**Written exercise**
Exactly repeat the full listing that follows.

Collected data
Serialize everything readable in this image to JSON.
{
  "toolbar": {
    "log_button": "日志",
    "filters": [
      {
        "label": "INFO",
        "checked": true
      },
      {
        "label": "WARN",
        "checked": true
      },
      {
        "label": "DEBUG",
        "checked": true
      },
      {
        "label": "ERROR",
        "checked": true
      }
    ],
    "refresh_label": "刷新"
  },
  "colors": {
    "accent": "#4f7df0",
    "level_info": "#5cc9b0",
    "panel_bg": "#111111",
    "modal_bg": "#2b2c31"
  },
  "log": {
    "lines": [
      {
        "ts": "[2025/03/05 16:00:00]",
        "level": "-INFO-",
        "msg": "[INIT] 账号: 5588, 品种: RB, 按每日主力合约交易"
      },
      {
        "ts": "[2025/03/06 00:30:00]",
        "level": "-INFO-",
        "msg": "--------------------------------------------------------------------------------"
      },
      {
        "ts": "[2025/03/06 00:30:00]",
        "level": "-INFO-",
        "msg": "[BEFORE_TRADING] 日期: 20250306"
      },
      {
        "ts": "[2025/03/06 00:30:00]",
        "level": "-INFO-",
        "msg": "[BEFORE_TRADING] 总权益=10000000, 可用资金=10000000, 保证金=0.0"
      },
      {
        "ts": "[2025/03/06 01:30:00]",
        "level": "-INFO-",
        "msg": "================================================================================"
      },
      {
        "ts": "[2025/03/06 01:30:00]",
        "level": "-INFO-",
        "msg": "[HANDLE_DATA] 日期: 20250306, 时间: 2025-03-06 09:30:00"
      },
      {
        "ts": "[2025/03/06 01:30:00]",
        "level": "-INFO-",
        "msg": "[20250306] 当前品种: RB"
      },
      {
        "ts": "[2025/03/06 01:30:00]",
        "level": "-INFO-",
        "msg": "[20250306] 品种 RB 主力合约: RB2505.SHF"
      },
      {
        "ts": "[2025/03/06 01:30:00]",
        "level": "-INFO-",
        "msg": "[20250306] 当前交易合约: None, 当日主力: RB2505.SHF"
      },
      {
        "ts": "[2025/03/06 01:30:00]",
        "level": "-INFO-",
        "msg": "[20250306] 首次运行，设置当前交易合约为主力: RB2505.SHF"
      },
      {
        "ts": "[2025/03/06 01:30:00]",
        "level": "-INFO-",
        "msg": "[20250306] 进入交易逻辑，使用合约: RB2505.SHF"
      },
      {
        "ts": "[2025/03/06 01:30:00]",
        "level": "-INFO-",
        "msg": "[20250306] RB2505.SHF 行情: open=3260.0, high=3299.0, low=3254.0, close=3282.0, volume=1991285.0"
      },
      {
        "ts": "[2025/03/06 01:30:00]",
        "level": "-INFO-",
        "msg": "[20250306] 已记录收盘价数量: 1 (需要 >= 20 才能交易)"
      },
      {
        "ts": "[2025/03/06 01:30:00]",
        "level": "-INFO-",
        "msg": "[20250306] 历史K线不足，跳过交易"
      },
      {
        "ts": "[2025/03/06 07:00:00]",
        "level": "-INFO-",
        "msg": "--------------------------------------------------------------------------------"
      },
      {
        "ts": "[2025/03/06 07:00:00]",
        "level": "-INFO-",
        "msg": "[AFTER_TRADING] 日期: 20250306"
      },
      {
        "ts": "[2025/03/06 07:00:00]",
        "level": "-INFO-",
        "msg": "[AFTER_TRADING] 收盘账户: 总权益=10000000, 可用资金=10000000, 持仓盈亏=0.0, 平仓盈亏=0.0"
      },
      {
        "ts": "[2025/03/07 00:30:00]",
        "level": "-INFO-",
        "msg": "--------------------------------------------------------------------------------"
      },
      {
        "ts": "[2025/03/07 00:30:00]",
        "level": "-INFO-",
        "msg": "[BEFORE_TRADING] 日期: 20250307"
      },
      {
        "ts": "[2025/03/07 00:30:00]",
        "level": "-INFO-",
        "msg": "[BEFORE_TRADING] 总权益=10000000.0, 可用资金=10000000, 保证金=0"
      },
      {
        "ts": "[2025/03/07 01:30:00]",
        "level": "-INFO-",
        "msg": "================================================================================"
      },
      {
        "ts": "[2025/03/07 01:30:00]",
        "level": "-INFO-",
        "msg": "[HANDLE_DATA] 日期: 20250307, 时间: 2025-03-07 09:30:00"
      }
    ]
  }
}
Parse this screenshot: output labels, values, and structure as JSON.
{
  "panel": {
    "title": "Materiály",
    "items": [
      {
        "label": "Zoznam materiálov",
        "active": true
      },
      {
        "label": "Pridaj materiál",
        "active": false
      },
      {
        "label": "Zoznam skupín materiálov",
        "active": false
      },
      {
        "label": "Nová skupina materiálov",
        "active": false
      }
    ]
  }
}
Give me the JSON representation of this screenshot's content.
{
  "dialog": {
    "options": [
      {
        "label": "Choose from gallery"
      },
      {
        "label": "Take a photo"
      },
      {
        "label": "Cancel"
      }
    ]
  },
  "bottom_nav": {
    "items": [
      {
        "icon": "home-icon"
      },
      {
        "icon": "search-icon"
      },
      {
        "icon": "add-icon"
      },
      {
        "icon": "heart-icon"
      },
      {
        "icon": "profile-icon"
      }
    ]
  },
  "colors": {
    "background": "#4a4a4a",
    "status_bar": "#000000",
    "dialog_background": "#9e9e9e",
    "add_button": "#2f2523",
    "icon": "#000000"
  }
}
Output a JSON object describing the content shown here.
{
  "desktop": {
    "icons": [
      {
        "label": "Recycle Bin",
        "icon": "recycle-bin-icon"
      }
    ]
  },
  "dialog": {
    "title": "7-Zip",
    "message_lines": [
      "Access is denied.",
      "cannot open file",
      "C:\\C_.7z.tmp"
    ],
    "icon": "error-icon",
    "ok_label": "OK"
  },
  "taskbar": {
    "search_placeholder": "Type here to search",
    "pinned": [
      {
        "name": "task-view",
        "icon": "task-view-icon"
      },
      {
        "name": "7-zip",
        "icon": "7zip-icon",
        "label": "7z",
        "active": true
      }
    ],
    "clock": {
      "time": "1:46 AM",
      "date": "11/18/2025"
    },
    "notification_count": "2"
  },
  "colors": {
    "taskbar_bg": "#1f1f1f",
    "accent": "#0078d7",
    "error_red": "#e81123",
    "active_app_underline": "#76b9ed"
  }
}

**Final result**
Serialize everything readable in this image to JSON.
{
  "toolbar": {
    "log_button": "日志",
    "filters": [
      {
        "label": "INFO",
        "checked": true
      },
      {
        "label": "WARN",
        "checked": true
      },
      {
        "label": "DEBUG",
        "checked": true
      },
      {
        "label": "ERROR",
        "checked": true
      }
    ],
    "refresh_label": "刷新"
  },
  "colors": {
    "accent": "#4f7df0",
    "level_info": "#5cc9b0",
    "panel_bg": "#111111",
    "modal_bg": "#2b2c31"
  },
  "log": {
    "lines": [
      {
        "ts": "[2025/03/05 16:00:00]",
        "level": "-INFO-",
        "msg": "[INIT] 账号: 5588, 品种: RB, 按每日主力合约交易"
      },
      {
        "ts": "[2025/03/06 00:30:00]",
        "level": "-INFO-",
        "msg": "--------------------------------------------------------------------------------"
      },
      {
        "ts": "[2025/03/06 00:30:00]",
        "level": "-INFO-",
        "msg": "[BEFORE_TRADING] 日期: 20250306"
      },
      {
        "ts": "[2025/03/06 00:30:00]",
        "level": "-INFO-",
        "msg": "[BEFORE_TRADING] 总权益=10000000, 可用资金=10000000, 保证金=0.0"
      },
      {
        "ts": "[2025/03/06 01:30:00]",
        "level": "-INFO-",
        "msg": "================================================================================"
      },
      {
        "ts": "[2025/03/06 01:30:00]",
        "level": "-INFO-",
        "msg": "[HANDLE_DATA] 日期: 20250306, 时间: 2025-03-06 09:30:00"
      },
      {
        "ts": "[2025/03/06 01:30:00]",
        "level": "-INFO-",
        "msg": "[20250306] 当前品种: RB"
      },
      {
        "ts": "[2025/03/06 01:30:00]",
        "level": "-INFO-",
        "msg": "[20250306] 品种 RB 主力合约: RB2505.SHF"
      },
      {
        "ts": "[2025/03/06 01:30:00]",
        "level": "-INFO-",
        "msg": "[20250306] 当前交易合约: None, 当日主力: RB2505.SHF"
      },
      {
        "ts": "[2025/03/06 01:30:00]",
        "level": "-INFO-",
        "msg": "[20250306] 首次运行，设置当前交易合约为主力: RB2505.SHF"
      },
      {
        "ts": "[2025/03/06 01:30:00]",
        "level": "-INFO-",
        "msg": "[20250306] 进入交易逻辑，使用合约: RB2505.SHF"
      },
      {
        "ts": "[2025/03/06 01:30:00]",
        "level": "-INFO-",
        "msg": "[20250306] RB2505.SHF 行情: open=3260.0, high=3299.0, low=3254.0, close=3282.0, volume=1991285.0"
      },
      {
        "ts": "[2025/03/06 01:30:00]",
        "level": "-INFO-",
        "msg": "[20250306] 已记录收盘价数量: 1 (需要 >= 20 才能交易)"
      },
      {
        "ts": "[2025/03/06 01:30:00]",
        "level": "-INFO-",
        "msg": "[20250306] 历史K线不足，跳过交易"
      },
      {
        "ts": "[2025/03/06 07:00:00]",
        "level": "-INFO-",
        "msg": "--------------------------------------------------------------------------------"
      },
      {
        "ts": "[2025/03/06 07:00:00]",
        "level": "-INFO-",
        "msg": "[AFTER_TRADING] 日期: 20250306"
      },
      {
        "ts": "[2025/03/06 07:00:00]",
        "level": "-INFO-",
        "msg": "[AFTER_TRADING] 收盘账户: 总权益=10000000, 可用资金=10000000, 持仓盈亏=0.0, 平仓盈亏=0.0"
      },
      {
        "ts": "[2025/03/07 00:30:00]",
        "level": "-INFO-",
        "msg": "--------------------------------------------------------------------------------"
      },
      {
        "ts": "[2025/03/07 00:30:00]",
        "level": "-INFO-",
        "msg": "[BEFORE_TRADING] 日期: 20250307"
      },
      {
        "ts": "[2025/03/07 00:30:00]",
        "level": "-INFO-",
        "msg": "[BEFORE_TRADING] 总权益=10000000.0, 可用资金=10000000, 保证金=0"
      },
      {
        "ts": "[2025/03/07 01:30:00]",
        "level": "-INFO-",
        "msg": "================================================================================"
      },
      {
        "ts": "[2025/03/07 01:30:00]",
        "level": "-INFO-",
        "msg": "[HANDLE_DATA] 日期: 20250307, 时间: 2025-03-07 09:30:00"
      }
    ]
  }
}
Parse this screenshot: output labels, values, and structure as JSON.
{
  "panel": {
    "title": "Materiály",
    "items": [
      {
        "label": "Zoznam materiálov",
        "active": true
      },
      {
        "label": "Pridaj materiál",
        "active": false
      },
      {
        "label": "Zoznam skupín materiálov",
        "active": false
      },
      {
        "label": "Nová skupina materiálov",
        "active": false
      }
    ]
  }
}
Give me the JSON representation of this screenshot's content.
{
  "dialog": {
    "options": [
      {
        "label": "Choose from gallery"
      },
      {
        "label": "Take a photo"
      },
      {
        "label": "Cancel"
      }
    ]
  },
  "bottom_nav": {
    "items": [
      {
        "icon": "home-icon"
      },
      {
        "icon": "search-icon"
      },
      {
        "icon": "add-icon"
      },
      {
        "icon": "heart-icon"
      },
      {
        "icon": "profile-icon"
      }
    ]
  },
  "colors": {
    "background": "#4a4a4a",
    "status_bar": "#000000",
    "dialog_background": "#9e9e9e",
    "add_button": "#2f2523",
    "icon": "#000000"
  }
}
Output a JSON object describing the content shown here.
{
  "desktop": {
    "icons": [
      {
        "label": "Recycle Bin",
        "icon": "recycle-bin-icon"
      }
    ]
  },
  "dialog": {
    "title": "7-Zip",
    "message_lines": [
      "Access is denied.",
      "cannot open file",
      "C:\\C_.7z.tmp"
    ],
    "icon": "error-icon",
    "ok_label": "OK"
  },
  "taskbar": {
    "search_placeholder": "Type here to search",
    "pinned": [
      {
        "name": "task-view",
        "icon": "task-view-icon"
      },
      {
        "name": "7-zip",
        "icon": "7zip-icon",
        "label": "7z",
        "active": true
      }
    ],
    "clock": {
      "time": "1:46 AM",
      "date": "11/18/2025"
    },
    "notification_count": "2"
  },
  "colors": {
    "taskbar_bg": "#1f1f1f",
    "accent": "#0078d7",
    "error_red": "#e81123",
    "active_app_underline": "#76b9ed"
  }
}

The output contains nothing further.